**DIRECTIONS**
Copy out each line of the material in which the word "screenshot" appears.

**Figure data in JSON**

-- begin --

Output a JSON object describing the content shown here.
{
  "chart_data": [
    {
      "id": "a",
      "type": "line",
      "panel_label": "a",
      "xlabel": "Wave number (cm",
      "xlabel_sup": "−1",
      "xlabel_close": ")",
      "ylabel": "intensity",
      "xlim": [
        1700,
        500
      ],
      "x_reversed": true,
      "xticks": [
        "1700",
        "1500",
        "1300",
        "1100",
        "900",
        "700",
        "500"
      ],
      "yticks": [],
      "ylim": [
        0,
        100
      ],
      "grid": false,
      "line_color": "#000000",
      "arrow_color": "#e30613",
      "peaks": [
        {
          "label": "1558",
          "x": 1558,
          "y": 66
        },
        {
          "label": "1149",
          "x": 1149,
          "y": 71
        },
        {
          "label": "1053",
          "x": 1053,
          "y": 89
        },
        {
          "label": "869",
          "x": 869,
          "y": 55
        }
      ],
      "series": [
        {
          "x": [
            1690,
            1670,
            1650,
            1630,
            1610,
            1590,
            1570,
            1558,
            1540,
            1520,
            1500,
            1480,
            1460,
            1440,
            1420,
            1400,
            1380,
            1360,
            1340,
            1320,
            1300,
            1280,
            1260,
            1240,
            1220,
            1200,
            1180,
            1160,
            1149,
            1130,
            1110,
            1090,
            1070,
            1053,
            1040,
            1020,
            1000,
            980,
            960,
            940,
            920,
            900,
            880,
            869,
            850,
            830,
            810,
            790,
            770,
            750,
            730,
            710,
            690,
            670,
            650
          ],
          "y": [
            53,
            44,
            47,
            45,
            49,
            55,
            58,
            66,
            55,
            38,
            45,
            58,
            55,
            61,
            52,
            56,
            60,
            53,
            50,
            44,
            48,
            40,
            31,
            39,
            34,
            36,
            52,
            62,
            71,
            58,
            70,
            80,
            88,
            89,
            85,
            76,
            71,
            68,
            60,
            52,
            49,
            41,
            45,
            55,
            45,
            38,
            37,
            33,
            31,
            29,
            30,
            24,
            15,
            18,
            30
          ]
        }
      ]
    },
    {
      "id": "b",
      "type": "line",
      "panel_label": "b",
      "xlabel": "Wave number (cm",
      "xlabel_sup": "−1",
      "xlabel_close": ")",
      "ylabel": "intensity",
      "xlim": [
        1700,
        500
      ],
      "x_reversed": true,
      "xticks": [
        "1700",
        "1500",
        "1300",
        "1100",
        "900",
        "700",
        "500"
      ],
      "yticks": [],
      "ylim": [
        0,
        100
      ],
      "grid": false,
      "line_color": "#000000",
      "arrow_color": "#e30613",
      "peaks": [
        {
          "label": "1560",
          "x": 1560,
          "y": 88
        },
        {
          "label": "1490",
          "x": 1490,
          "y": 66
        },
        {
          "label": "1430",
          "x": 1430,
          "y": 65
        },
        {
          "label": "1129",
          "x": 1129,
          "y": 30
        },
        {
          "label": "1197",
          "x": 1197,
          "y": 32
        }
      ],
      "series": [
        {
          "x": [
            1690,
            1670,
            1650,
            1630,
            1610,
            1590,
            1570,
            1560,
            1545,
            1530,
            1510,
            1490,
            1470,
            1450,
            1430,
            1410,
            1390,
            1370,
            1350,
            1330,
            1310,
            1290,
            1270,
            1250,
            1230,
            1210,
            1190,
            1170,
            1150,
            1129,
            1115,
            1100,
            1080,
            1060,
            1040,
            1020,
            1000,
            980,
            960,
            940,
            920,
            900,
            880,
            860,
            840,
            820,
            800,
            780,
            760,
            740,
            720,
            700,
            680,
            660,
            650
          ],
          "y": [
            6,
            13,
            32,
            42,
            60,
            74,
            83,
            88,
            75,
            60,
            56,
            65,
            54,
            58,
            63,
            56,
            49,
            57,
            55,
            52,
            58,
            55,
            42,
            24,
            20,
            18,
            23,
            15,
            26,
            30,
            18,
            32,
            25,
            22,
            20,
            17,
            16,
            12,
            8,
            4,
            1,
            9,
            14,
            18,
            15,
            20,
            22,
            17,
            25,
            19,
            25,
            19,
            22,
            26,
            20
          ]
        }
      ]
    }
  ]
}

-- end --
-- begin --

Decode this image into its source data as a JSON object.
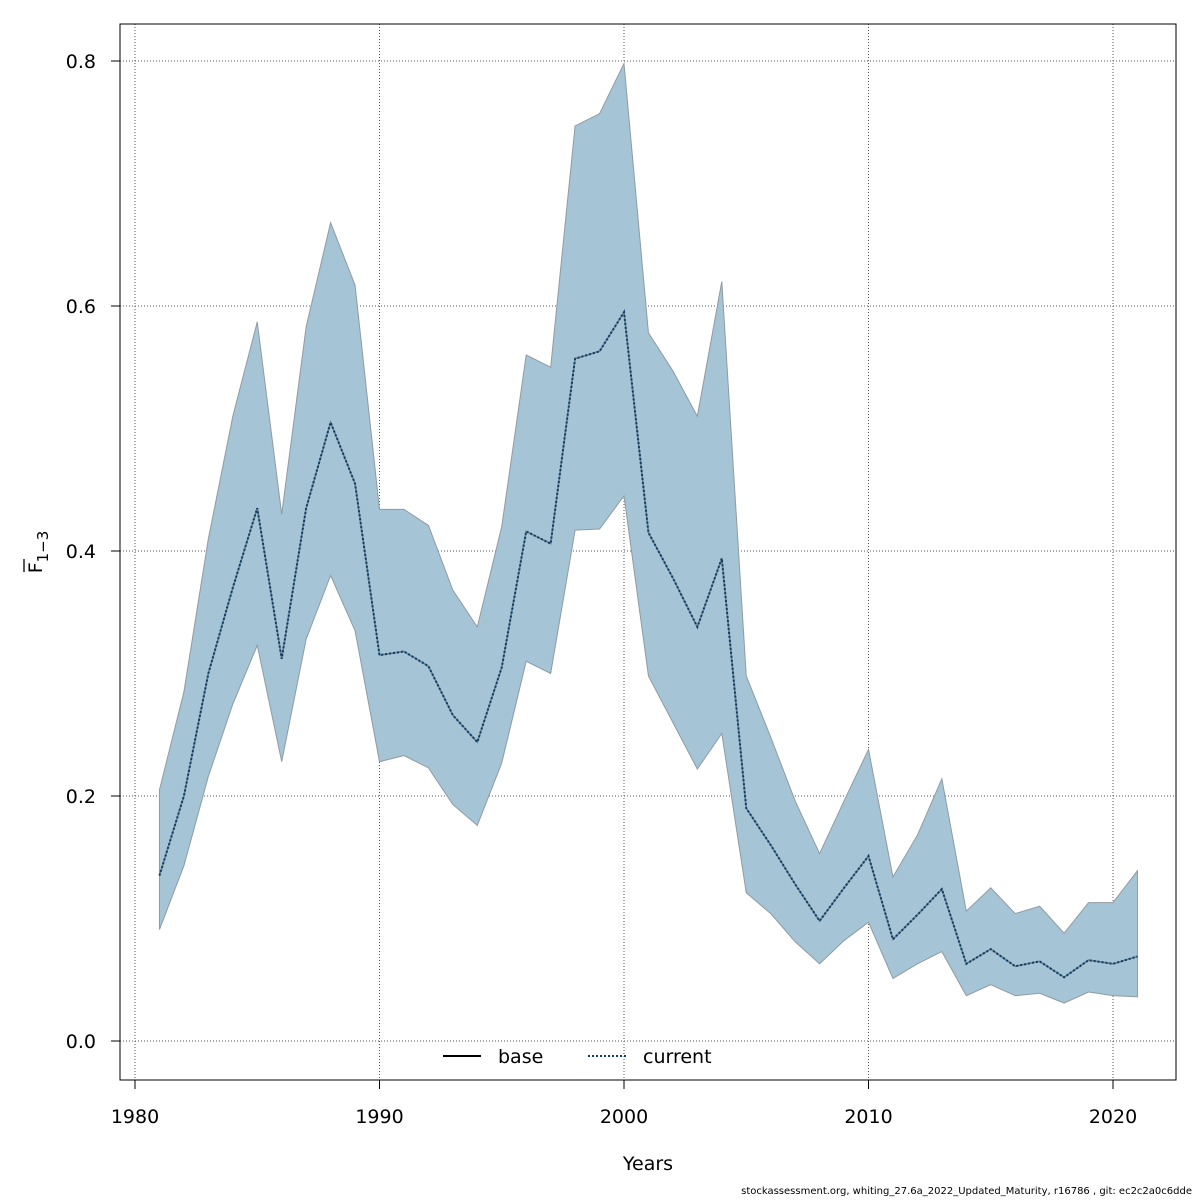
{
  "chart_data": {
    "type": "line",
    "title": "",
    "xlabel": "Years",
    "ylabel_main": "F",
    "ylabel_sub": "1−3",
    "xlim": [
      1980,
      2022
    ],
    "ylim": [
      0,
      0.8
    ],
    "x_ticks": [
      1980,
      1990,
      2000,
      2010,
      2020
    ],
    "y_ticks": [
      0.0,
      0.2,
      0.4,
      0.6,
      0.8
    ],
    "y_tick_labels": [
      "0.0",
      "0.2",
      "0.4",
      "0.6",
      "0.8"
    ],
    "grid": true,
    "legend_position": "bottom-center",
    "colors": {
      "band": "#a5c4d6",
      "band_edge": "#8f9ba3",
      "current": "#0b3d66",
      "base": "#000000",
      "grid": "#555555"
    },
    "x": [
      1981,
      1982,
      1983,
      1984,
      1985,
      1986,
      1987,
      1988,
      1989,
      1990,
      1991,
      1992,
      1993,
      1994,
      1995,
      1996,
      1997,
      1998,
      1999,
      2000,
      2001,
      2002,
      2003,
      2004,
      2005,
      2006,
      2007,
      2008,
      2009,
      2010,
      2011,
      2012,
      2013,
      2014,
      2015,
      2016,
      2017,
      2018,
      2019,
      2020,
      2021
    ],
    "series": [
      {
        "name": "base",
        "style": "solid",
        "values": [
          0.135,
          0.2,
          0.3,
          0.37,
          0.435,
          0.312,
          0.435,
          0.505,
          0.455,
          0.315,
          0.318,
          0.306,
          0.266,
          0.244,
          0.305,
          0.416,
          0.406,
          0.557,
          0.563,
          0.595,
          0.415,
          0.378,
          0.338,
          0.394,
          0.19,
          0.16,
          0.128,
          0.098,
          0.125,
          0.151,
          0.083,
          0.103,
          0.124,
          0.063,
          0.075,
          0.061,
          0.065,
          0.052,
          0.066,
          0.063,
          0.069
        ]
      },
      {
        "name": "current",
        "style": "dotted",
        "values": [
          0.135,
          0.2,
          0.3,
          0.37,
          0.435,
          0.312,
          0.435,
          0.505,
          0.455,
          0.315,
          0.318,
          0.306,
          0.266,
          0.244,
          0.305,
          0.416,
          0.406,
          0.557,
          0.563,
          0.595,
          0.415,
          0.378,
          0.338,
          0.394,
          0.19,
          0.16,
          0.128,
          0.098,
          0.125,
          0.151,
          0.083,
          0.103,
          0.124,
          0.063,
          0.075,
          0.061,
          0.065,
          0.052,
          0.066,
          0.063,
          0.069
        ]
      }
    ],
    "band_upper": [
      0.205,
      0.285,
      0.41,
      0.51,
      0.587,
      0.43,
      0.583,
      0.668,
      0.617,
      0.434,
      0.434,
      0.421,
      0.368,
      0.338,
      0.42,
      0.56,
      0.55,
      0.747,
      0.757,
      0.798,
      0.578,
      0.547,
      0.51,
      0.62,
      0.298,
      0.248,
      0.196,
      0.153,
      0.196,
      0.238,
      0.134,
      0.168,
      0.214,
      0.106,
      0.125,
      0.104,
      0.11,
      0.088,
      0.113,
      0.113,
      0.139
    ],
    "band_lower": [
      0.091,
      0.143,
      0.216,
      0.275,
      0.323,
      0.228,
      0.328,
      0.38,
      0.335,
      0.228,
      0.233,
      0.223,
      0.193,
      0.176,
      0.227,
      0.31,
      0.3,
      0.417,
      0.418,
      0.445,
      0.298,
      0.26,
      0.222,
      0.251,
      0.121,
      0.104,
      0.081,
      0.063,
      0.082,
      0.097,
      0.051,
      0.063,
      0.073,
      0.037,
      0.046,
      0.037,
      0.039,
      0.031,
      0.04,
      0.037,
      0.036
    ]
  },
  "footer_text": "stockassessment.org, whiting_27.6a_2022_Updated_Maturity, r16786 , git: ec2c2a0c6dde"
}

-- end --
-- begin --

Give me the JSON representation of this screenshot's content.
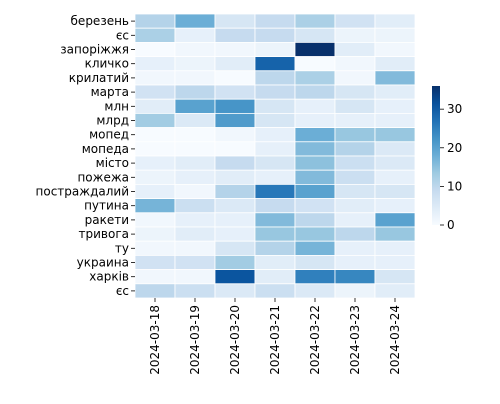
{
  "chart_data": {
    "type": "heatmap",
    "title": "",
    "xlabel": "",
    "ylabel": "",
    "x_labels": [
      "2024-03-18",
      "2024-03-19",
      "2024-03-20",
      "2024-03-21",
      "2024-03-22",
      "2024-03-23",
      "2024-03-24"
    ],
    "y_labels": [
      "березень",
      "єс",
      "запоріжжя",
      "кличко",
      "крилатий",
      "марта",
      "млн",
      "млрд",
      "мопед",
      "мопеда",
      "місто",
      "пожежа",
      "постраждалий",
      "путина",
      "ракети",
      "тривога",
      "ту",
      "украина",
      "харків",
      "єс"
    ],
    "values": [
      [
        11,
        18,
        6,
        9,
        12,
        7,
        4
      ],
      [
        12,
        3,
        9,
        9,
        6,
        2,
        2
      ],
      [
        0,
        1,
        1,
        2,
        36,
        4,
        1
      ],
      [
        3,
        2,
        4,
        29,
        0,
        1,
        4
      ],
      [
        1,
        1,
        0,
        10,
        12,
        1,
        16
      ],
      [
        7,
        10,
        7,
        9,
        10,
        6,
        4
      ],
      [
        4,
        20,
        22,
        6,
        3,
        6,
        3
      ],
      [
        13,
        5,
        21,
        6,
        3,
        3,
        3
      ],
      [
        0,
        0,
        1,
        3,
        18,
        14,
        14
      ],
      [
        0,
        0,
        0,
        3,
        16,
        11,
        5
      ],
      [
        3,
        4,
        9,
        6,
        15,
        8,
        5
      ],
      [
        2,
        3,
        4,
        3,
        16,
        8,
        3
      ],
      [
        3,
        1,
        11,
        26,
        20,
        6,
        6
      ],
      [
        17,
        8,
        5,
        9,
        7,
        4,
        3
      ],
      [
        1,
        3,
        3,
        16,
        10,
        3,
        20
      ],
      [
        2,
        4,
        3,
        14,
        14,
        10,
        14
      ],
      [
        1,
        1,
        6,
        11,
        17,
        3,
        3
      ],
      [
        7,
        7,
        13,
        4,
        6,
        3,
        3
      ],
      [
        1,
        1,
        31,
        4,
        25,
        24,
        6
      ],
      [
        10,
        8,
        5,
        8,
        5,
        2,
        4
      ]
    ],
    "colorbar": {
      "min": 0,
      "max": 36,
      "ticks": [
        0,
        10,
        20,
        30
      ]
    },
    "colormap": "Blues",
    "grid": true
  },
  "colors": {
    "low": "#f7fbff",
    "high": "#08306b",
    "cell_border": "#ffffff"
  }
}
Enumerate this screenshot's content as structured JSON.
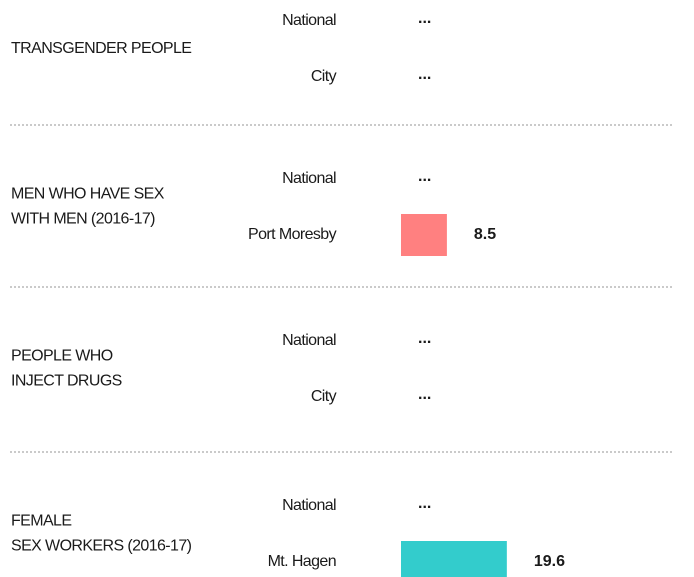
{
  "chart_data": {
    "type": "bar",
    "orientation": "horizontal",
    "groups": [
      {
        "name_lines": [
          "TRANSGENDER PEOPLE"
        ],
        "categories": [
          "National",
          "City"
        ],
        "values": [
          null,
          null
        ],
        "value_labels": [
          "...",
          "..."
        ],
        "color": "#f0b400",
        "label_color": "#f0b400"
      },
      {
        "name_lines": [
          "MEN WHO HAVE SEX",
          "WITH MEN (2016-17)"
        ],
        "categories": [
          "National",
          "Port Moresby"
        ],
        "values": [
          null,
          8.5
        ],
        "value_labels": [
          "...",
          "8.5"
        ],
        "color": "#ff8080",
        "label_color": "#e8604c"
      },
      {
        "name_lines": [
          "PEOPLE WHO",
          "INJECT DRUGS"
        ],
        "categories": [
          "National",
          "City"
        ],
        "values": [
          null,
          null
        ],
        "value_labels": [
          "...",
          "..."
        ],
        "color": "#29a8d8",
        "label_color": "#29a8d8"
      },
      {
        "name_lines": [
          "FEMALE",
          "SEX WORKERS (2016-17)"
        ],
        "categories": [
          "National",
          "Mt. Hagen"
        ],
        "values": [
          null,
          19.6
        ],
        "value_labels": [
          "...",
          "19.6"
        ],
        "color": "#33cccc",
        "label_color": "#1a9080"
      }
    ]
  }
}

-- end --

**THE RESULT**
Give me the JSON representation of this screenshot's content.
Enumerate this screenshot's content as structured JSON.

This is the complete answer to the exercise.